SOURCE EXTRACT
Although permanent teeth were meant to last a lifetime, there are a number of reasons why a tooth extraction may be needed. A very common reason involves a tooth that is too badly damaged, from trauma or decay, to be repaired. Other reasons include:
Infection. If tooth decay or damage extends to the pulp — the center of the tooth containing nerves and blood vessels — bacteria in the mouth can enter the pulp, leading to infection. Often this can be corrected with root canal therapy, but if the infection is so severe that antibiotics or a root canal do not cure it, extraction may be needed to prevent the spread of infection.
Risk of infection. If your immune system is compromised (such as you are receiving chemotherapy or are having an organ transplant), the risk of infection in a particular tooth may be reason enough to pull the tooth.
Periodontal (Gum) Disease . If periodontal disease — an infection of the tissues and bones that surround and support the teeth — have caused loosening of the teeth, it may be necessary to the pull the tooth or teeth.

WHAT YOU NEED TO DO
Could you repeat the passage above on reasons for tooth extraction word for word, in full?

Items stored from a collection
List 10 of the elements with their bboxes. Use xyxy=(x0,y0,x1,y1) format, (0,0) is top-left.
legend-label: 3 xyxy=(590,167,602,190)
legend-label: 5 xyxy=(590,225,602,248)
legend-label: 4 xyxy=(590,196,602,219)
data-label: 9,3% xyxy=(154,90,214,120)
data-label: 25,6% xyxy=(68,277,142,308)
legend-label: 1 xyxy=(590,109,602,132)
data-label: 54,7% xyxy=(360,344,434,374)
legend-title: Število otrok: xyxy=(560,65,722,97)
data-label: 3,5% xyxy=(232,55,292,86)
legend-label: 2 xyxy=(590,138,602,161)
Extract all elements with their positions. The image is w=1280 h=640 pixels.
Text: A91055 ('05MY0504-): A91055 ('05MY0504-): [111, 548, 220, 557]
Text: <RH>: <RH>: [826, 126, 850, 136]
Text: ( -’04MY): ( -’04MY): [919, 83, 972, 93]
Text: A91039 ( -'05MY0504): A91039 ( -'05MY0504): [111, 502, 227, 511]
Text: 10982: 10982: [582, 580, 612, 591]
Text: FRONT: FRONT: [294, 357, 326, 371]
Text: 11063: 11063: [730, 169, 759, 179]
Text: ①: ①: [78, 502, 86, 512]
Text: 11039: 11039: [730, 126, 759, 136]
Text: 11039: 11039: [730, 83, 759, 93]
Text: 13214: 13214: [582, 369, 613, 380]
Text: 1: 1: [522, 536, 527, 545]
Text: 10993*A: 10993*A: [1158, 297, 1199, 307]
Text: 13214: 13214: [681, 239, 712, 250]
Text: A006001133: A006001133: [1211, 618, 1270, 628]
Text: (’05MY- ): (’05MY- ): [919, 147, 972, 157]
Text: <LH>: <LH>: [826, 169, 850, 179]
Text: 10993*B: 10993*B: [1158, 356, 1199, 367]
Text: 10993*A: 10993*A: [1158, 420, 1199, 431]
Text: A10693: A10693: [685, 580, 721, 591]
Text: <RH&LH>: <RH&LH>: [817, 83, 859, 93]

FINISHED TASK
Although permanent teeth were meant to last a lifetime, there are a number of reasons why a tooth extraction may be needed. A very common reason involves a tooth that is too badly damaged, from trauma or decay, to be repaired. Other reasons include:
Infection. If tooth decay or damage extends to the pulp — the center of the tooth containing nerves and blood vessels — bacteria in the mouth can enter the pulp, leading to infection. Often this can be corrected with root canal therapy, but if the infection is so severe that antibiotics or a root canal do not cure it, extraction may be needed to prevent the spread of infection.
Risk of infection. If your immune system is compromised (such as you are receiving chemotherapy or are having an organ transplant), the risk of infection in a particular tooth may be reason enough to pull the tooth.
Periodontal (Gum) Disease . If periodontal disease — an infection of the tissues and bones that surround and support the teeth — have caused loosening of the teeth, it may be necessary to the pull the tooth or teeth.